* Directions for this task
From the entries that follow, list every line in which the string "triggers" appears.

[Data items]
⁂
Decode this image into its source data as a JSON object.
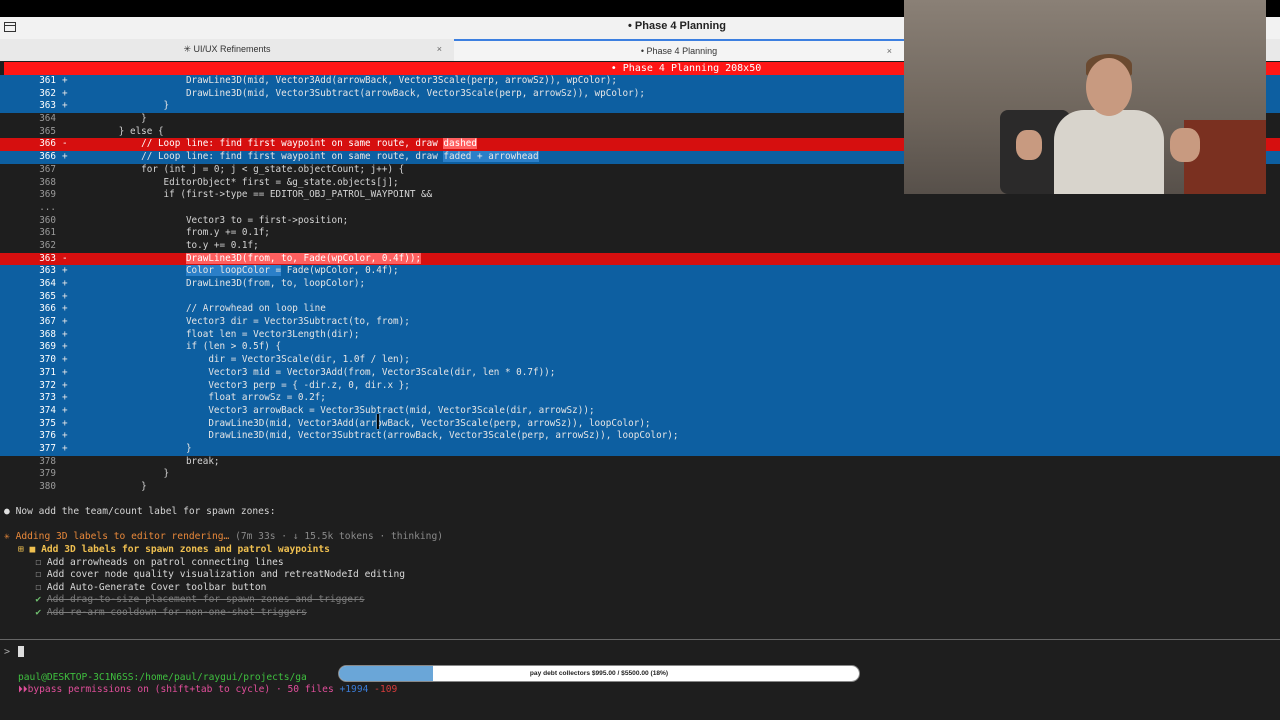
{
  "window": {
    "title": "• Phase 4 Planning"
  },
  "tabs": [
    {
      "label": "✳ UI/UX Refinements",
      "close": "×"
    },
    {
      "label": "• Phase 4 Planning",
      "close": "×"
    }
  ],
  "status_bar": {
    "text": "• Phase 4 Planning 208x50"
  },
  "diff": [
    {
      "num": "361",
      "sign": "+",
      "type": "add",
      "code": "                    DrawLine3D(mid, Vector3Add(arrowBack, Vector3Scale(perp, arrowSz)), wpColor);"
    },
    {
      "num": "362",
      "sign": "+",
      "type": "add",
      "code": "                    DrawLine3D(mid, Vector3Subtract(arrowBack, Vector3Scale(perp, arrowSz)), wpColor);"
    },
    {
      "num": "363",
      "sign": "+",
      "type": "add",
      "code": "                }"
    },
    {
      "num": "364",
      "sign": " ",
      "type": "ctx",
      "code": "            }"
    },
    {
      "num": "365",
      "sign": " ",
      "type": "ctx",
      "code": "        } else {"
    },
    {
      "num": "366",
      "sign": "-",
      "type": "del",
      "code": "            // Loop line: find first waypoint on same route, draw ",
      "hl": "dashed"
    },
    {
      "num": "366",
      "sign": "+",
      "type": "add",
      "code": "            // Loop line: find first waypoint on same route, draw ",
      "hl": "faded + arrowhead"
    },
    {
      "num": "367",
      "sign": " ",
      "type": "ctx",
      "code": "            for (int j = 0; j < g_state.objectCount; j++) {"
    },
    {
      "num": "368",
      "sign": " ",
      "type": "ctx",
      "code": "                EditorObject* first = &g_state.objects[j];"
    },
    {
      "num": "369",
      "sign": " ",
      "type": "ctx",
      "code": "                if (first->type == EDITOR_OBJ_PATROL_WAYPOINT &&"
    },
    {
      "num": "...",
      "sign": " ",
      "type": "ctx",
      "code": ""
    },
    {
      "num": "360",
      "sign": " ",
      "type": "ctx",
      "code": "                    Vector3 to = first->position;"
    },
    {
      "num": "361",
      "sign": " ",
      "type": "ctx",
      "code": "                    from.y += 0.1f;"
    },
    {
      "num": "362",
      "sign": " ",
      "type": "ctx",
      "code": "                    to.y += 0.1f;"
    },
    {
      "num": "363",
      "sign": "-",
      "type": "del",
      "code": "                    ",
      "hl": "DrawLine3D(from, to, Fade(wpColor, 0.4f));"
    },
    {
      "num": "363",
      "sign": "+",
      "type": "add",
      "code": "                    ",
      "hl": "Color loopColor =",
      "tail": " Fade(wpColor, 0.4f);"
    },
    {
      "num": "364",
      "sign": "+",
      "type": "add",
      "code": "                    DrawLine3D(from, to, loopColor);"
    },
    {
      "num": "365",
      "sign": "+",
      "type": "add",
      "code": ""
    },
    {
      "num": "366",
      "sign": "+",
      "type": "add",
      "code": "                    // Arrowhead on loop line"
    },
    {
      "num": "367",
      "sign": "+",
      "type": "add",
      "code": "                    Vector3 dir = Vector3Subtract(to, from);"
    },
    {
      "num": "368",
      "sign": "+",
      "type": "add",
      "code": "                    float len = Vector3Length(dir);"
    },
    {
      "num": "369",
      "sign": "+",
      "type": "add",
      "code": "                    if (len > 0.5f) {"
    },
    {
      "num": "370",
      "sign": "+",
      "type": "add",
      "code": "                        dir = Vector3Scale(dir, 1.0f / len);"
    },
    {
      "num": "371",
      "sign": "+",
      "type": "add",
      "code": "                        Vector3 mid = Vector3Add(from, Vector3Scale(dir, len * 0.7f));"
    },
    {
      "num": "372",
      "sign": "+",
      "type": "add",
      "code": "                        Vector3 perp = { -dir.z, 0, dir.x };"
    },
    {
      "num": "373",
      "sign": "+",
      "type": "add",
      "code": "                        float arrowSz = 0.2f;"
    },
    {
      "num": "374",
      "sign": "+",
      "type": "add",
      "code": "                        Vector3 arrowBack = Vector3Subtract(mid, Vector3Scale(dir, arrowSz));"
    },
    {
      "num": "375",
      "sign": "+",
      "type": "add",
      "code": "                        DrawLine3D(mid, Vector3Add(arrowBack, Vector3Scale(perp, arrowSz)), loopColor);"
    },
    {
      "num": "376",
      "sign": "+",
      "type": "add",
      "code": "                        DrawLine3D(mid, Vector3Subtract(arrowBack, Vector3Scale(perp, arrowSz)), loopColor);"
    },
    {
      "num": "377",
      "sign": "+",
      "type": "add",
      "code": "                    }"
    },
    {
      "num": "378",
      "sign": " ",
      "type": "ctx",
      "code": "                    break;"
    },
    {
      "num": "379",
      "sign": " ",
      "type": "ctx",
      "code": "                }"
    },
    {
      "num": "380",
      "sign": " ",
      "type": "ctx",
      "code": "            }"
    }
  ],
  "chat": {
    "message": "Now add the team/count label for spawn zones:",
    "activity": "Adding 3D labels to editor rendering…",
    "activity_meta": "(7m 33s · ↓ 15.5k tokens · thinking)",
    "todos": [
      {
        "state": "active",
        "label": "Add 3D labels for spawn zones and patrol waypoints"
      },
      {
        "state": "pending",
        "label": "Add arrowheads on patrol connecting lines"
      },
      {
        "state": "pending",
        "label": "Add cover node quality visualization and retreatNodeId editing"
      },
      {
        "state": "pending",
        "label": "Add Auto-Generate Cover toolbar button"
      },
      {
        "state": "done",
        "label": "Add drag-to-size placement for spawn zones and triggers"
      },
      {
        "state": "done",
        "label": "Add re-arm cooldown for non-one-shot triggers"
      }
    ]
  },
  "prompt": {
    "symbol": ">"
  },
  "footer": {
    "cwd": "paul@DESKTOP-3C1N6SS:/home/paul/raygui/projects/ga",
    "permissions": "⏵⏵bypass permissions on (shift+tab to cycle) · 50 files",
    "lines_added": "+1994",
    "lines_removed": "-109"
  },
  "donation": {
    "text": "pay debt collectors $995.00 / $5500.00 (18%)",
    "progress": 0.18
  },
  "colors": {
    "added_bg": "#0d5fa1",
    "removed_bg": "#d60f0f",
    "status_red": "#ff1616"
  }
}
⁂
* Exercise answer
        "label": "Add drag-to-size placement for spawn zones and triggers"
        "label": "Add re-arm cooldown for non-one-shot triggers"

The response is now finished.